- Collection entries -
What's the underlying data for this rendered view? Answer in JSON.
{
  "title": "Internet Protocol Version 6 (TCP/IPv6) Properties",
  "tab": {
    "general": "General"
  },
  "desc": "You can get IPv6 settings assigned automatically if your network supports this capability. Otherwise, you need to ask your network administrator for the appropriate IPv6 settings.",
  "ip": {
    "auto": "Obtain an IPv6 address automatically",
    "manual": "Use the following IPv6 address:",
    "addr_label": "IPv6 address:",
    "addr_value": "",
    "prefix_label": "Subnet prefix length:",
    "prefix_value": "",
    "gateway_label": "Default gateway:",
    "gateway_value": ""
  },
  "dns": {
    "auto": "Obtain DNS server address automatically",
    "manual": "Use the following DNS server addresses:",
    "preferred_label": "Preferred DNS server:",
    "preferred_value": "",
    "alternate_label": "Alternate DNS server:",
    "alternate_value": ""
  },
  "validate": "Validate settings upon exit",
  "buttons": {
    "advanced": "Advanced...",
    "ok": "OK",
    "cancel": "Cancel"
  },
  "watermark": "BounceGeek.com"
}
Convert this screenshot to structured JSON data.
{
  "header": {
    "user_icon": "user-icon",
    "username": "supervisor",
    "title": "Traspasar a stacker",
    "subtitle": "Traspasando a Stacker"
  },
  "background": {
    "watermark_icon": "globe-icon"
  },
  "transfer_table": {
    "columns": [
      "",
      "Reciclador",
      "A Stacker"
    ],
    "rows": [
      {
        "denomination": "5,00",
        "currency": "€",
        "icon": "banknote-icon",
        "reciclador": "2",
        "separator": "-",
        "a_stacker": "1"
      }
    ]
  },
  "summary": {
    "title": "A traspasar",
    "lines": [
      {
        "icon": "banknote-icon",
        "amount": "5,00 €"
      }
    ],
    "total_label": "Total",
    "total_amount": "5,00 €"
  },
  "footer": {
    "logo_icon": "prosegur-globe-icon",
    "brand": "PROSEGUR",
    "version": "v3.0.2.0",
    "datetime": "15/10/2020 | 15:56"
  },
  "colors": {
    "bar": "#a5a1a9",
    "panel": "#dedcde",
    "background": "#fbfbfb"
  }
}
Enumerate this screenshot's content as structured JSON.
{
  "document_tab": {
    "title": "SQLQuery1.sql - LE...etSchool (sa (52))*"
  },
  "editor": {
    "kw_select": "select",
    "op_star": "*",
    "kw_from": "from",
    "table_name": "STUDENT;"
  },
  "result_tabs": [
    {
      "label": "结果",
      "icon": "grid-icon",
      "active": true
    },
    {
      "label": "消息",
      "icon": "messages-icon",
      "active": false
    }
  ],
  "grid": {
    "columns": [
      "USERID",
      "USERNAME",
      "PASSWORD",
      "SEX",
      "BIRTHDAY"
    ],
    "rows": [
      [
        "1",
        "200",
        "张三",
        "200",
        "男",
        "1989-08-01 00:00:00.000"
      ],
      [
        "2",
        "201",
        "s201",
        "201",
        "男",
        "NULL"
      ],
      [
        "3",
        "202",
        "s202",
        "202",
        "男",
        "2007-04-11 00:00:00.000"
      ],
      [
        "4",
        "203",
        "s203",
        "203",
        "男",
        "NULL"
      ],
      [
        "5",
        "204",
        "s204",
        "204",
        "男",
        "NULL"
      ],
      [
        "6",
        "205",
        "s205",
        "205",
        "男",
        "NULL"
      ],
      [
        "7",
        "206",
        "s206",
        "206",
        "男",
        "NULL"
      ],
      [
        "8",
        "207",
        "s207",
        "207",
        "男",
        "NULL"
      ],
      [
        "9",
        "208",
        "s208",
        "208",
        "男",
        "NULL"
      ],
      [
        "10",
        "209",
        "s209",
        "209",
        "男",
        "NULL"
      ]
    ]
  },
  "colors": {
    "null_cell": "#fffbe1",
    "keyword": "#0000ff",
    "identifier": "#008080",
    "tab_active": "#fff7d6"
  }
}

- Task goal -
Locate the word "following" in the records and collect each line it appears in.

- Solution to the exercise -
    "manual": "Use the following IPv6 address:",
    "manual": "Use the following DNS server addresses:",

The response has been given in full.